Recorded data:
╭──
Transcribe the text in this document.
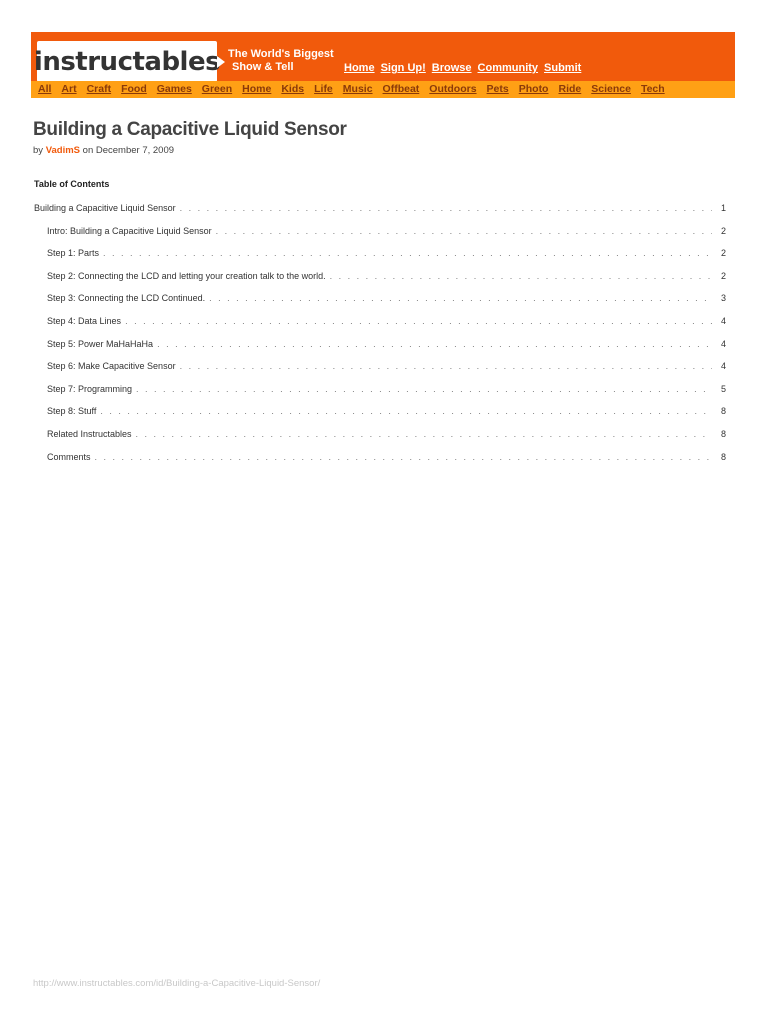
instructables The World's Biggest
Show & Tell	Home Sign Up! Browse Community Submit
All Art Craft Food Games Green Home Kids Life Music Offbeat Outdoors Pets Photo Ride Science Tech
Building a Capacitive Liquid Sensor
by VadimS on December 7, 2009
Table of Contents
Building a Capacitive Liquid Sensor . . .	1
Intro: Building a Capacitive Liquid Sensor . . .	2
Step 1: Parts . . .	2
Step 2: Connecting the LCD and letting your creation talk to the world. . . .	2
Step 3: Connecting the LCD Continued. . . .	3
Step 4: Data Lines . . .	4
Step 5: Power MaHaHaHa . . .	4
Step 6: Make Capacitive Sensor . . .	4
Step 7: Programming . . .	5
Step 8: Stuff . . .	8
Related Instructables . . .	8
Comments . . .	8
http://www.instructables.com/id/Building-a-Capacitive-Liquid-Sensor/
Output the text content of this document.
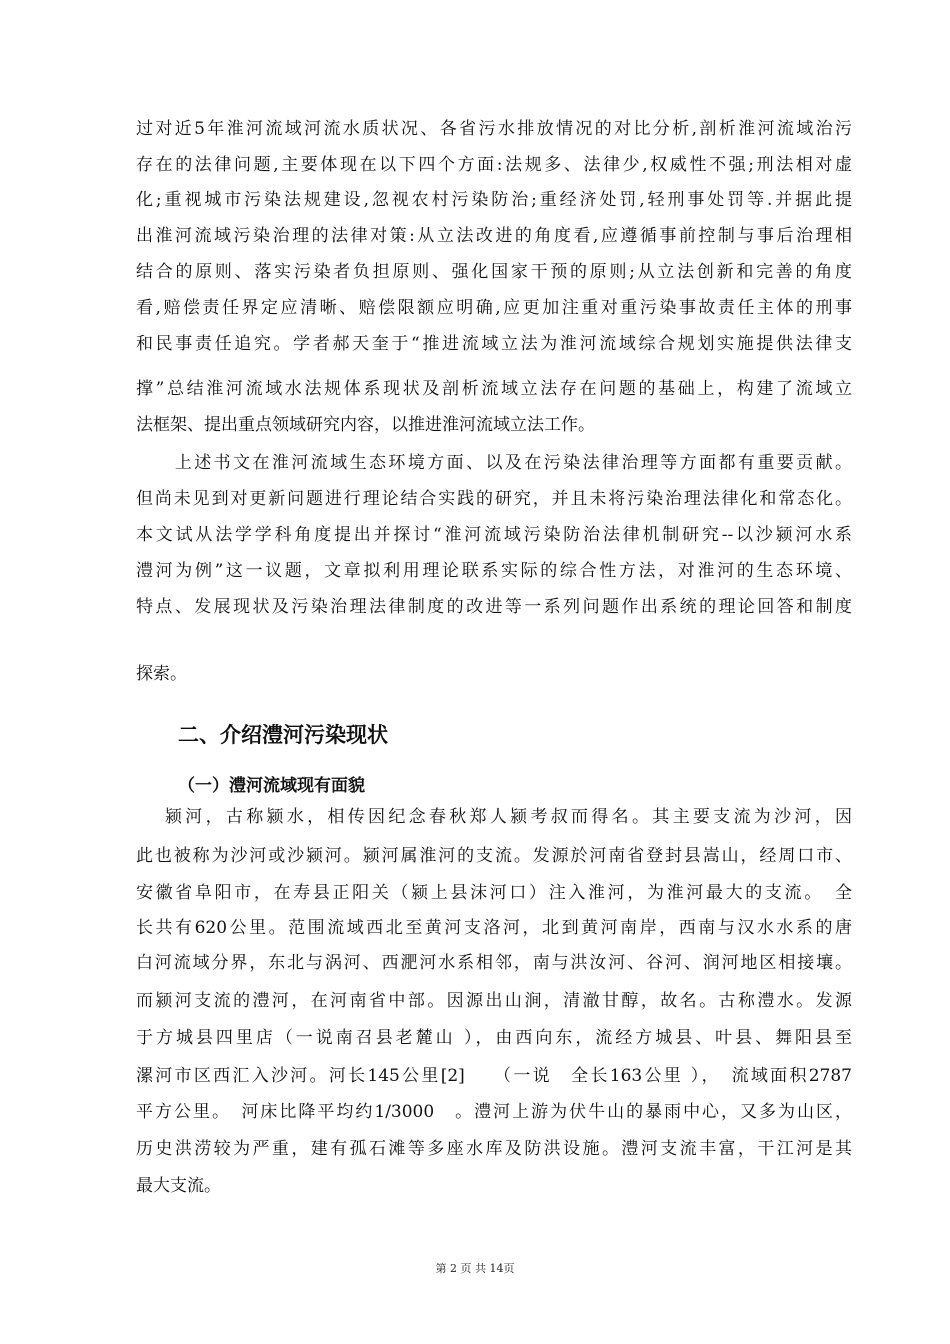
过对近5年淮河流域河流水质状况、各省污水排放情况的对比分析,剖析淮河流域治污
存在的法律问题,主要体现在以下四个方面:法规多、法律少,权威性不强;刑法相对虚
化;重视城市污染法规建设,忽视农村污染防治;重经济处罚,轻刑事处罚等.并据此提
出淮河流域污染治理的法律对策:从立法改进的角度看,应遵循事前控制与事后治理相
结合的原则、落实污染者负担原则、强化国家干预的原则;从立法创新和完善的角度
看,赔偿责任界定应清晰、赔偿限额应明确,应更加注重对重污染事故责任主体的刑事
和民事责任追究。学者郝天奎于“推进流域立法为淮河流域综合规划实施提供法律支
撑”总结淮河流域水法规体系现状及剖析流域立法存在问题的基础上，构建了流域立
法框架、提出重点领域研究内容，以推进淮河流域立法工作。
　　上述书文在淮河流域生态环境方面、以及在污染法律治理等方面都有重要贡献。
但尚未见到对更新问题进行理论结合实践的研究，并且未将污染治理法律化和常态化。
本文试从法学学科角度提出并探讨“淮河流域污染防治法律机制研究--以沙颍河水系
澧河为例”这一议题，文章拟利用理论联系实际的综合性方法，对淮河的生态环境、
特点、发展现状及污染治理法律制度的改进等一系列问题作出系统的理论回答和制度
探索。
二、介绍澧河污染现状
（一）澧河流域现有面貌
　 颍河，古称颍水，相传因纪念春秋郑人颍考叔而得名。其主要支流为沙河，因
此也被称为沙河或沙颍河。颍河属淮河的支流。发源於河南省登封县嵩山，经周口市、
安徽省阜阳市，在寿县正阳关（颍上县沫河口）注入淮河，为淮河最大的支流。　全
长共有620公里。范围流域西北至黄河支洛河，北到黄河南岸，西南与汉水水系的唐
白河流域分界，东北与涡河、西淝河水系相邻，南与洪汝河、谷河、润河地区相接壤。
而颍河支流的澧河，在河南省中部。因源出山涧，清澈甘醇，故名。古称澧水。发源
于方城县四里店（一说南召县老麓山 ），由西向东，流经方城县、叶县、舞阳县至
漯河市区西汇入沙河。河长145公里[2]　 （一说　全长163公里 ），　流域面积2787
平方公里。　河床比降平均约1/3000　。澧河上游为伏牛山的暴雨中心，又多为山区，
历史洪涝较为严重，建有孤石滩等多座水库及防洪设施。澧河支流丰富，干江河是其
最大支流。
第 2 页 共 14页
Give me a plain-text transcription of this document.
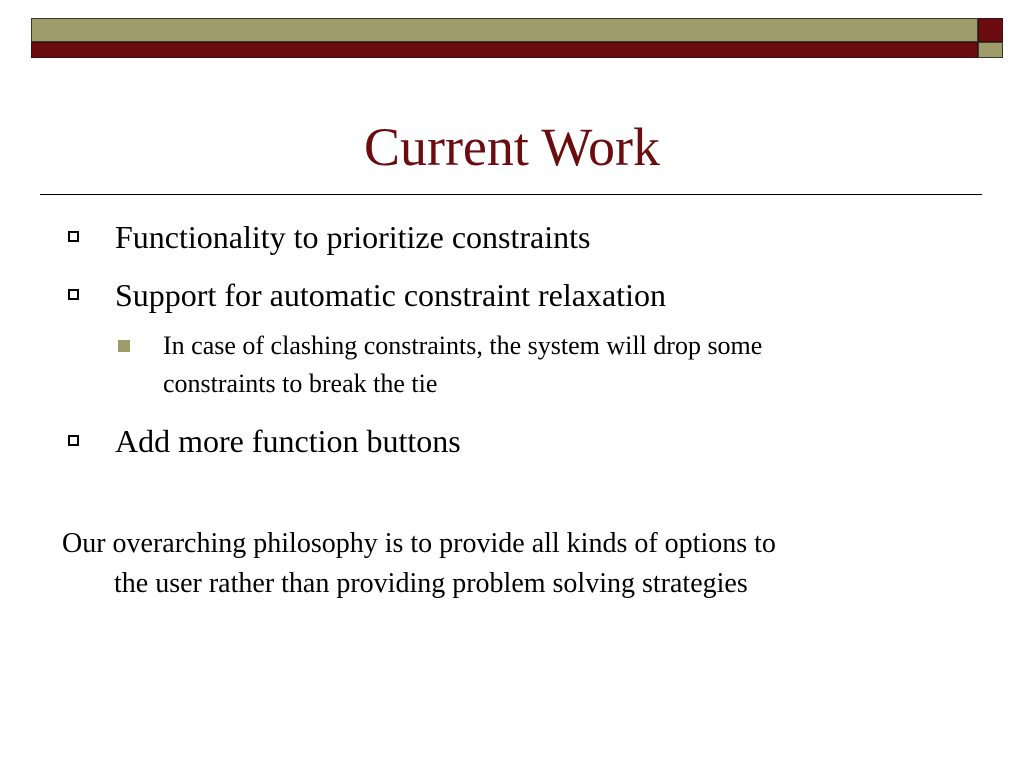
Current Work
Functionality to prioritize constraints
Support for automatic constraint relaxation
In case of clashing constraints, the system will drop some
constraints to break the tie
Add more function buttons
Our overarching philosophy is to provide all kinds of options to
the user rather than providing problem solving strategies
╰──
Your task is to repeat exactly the lines from the one containing "Output the text content of this document." through the end of the material, both included, and only those, without pictures.

Solution for this task =>
Output the text content of this document.
过对近5年淮河流域河流水质状况、各省污水排放情况的对比分析,剖析淮河流域治污
存在的法律问题,主要体现在以下四个方面:法规多、法律少,权威性不强;刑法相对虚
化;重视城市污染法规建设,忽视农村污染防治;重经济处罚,轻刑事处罚等.并据此提
出淮河流域污染治理的法律对策:从立法改进的角度看,应遵循事前控制与事后治理相
结合的原则、落实污染者负担原则、强化国家干预的原则;从立法创新和完善的角度
看,赔偿责任界定应清晰、赔偿限额应明确,应更加注重对重污染事故责任主体的刑事
和民事责任追究。学者郝天奎于“推进流域立法为淮河流域综合规划实施提供法律支
撑”总结淮河流域水法规体系现状及剖析流域立法存在问题的基础上，构建了流域立
法框架、提出重点领域研究内容，以推进淮河流域立法工作。
　　上述书文在淮河流域生态环境方面、以及在污染法律治理等方面都有重要贡献。
但尚未见到对更新问题进行理论结合实践的研究，并且未将污染治理法律化和常态化。
本文试从法学学科角度提出并探讨“淮河流域污染防治法律机制研究--以沙颍河水系
澧河为例”这一议题，文章拟利用理论联系实际的综合性方法，对淮河的生态环境、
特点、发展现状及污染治理法律制度的改进等一系列问题作出系统的理论回答和制度
探索。
二、介绍澧河污染现状
（一）澧河流域现有面貌
　 颍河，古称颍水，相传因纪念春秋郑人颍考叔而得名。其主要支流为沙河，因
此也被称为沙河或沙颍河。颍河属淮河的支流。发源於河南省登封县嵩山，经周口市、
安徽省阜阳市，在寿县正阳关（颍上县沫河口）注入淮河，为淮河最大的支流。　全
长共有620公里。范围流域西北至黄河支洛河，北到黄河南岸，西南与汉水水系的唐
白河流域分界，东北与涡河、西淝河水系相邻，南与洪汝河、谷河、润河地区相接壤。
而颍河支流的澧河，在河南省中部。因源出山涧，清澈甘醇，故名。古称澧水。发源
于方城县四里店（一说南召县老麓山 ），由西向东，流经方城县、叶县、舞阳县至
漯河市区西汇入沙河。河长145公里[2]　 （一说　全长163公里 ），　流域面积2787
平方公里。　河床比降平均约1/3000　。澧河上游为伏牛山的暴雨中心，又多为山区，
历史洪涝较为严重，建有孤石滩等多座水库及防洪设施。澧河支流丰富，干江河是其
最大支流。
第 2 页 共 14页
Give me a plain-text transcription of this document.
Current Work
Functionality to prioritize constraints
Support for automatic constraint relaxation
In case of clashing constraints, the system will drop some
constraints to break the tie
Add more function buttons
Our overarching philosophy is to provide all kinds of options to
the user rather than providing problem solving strategies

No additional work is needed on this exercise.